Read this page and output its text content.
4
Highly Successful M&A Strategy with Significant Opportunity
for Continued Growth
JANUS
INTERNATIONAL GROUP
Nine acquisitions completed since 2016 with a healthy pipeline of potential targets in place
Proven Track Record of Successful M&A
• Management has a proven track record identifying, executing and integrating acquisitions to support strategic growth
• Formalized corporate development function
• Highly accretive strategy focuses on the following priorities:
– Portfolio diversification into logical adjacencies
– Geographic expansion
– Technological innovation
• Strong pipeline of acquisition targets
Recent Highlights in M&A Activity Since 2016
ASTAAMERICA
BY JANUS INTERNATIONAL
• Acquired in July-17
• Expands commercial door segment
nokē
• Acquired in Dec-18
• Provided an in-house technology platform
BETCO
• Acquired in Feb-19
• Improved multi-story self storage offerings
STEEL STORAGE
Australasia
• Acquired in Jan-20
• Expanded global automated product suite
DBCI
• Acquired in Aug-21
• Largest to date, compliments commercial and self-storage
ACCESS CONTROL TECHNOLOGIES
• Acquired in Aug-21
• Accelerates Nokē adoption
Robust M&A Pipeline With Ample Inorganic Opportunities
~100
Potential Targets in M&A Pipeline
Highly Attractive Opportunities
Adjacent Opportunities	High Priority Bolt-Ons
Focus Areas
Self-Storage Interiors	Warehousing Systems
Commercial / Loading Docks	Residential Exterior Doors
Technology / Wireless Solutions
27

◇ ◇ ◇ ◇ ◇ ◇ ◇

Show the lines of the data that hold the word "acquisitions".

▶ PROBLEM SOLUTION:
Nine acquisitions completed since 2016 with a healthy pipeline of potential targets in place
• Management has a proven track record identifying, executing and integrating acquisitions to support strategic growth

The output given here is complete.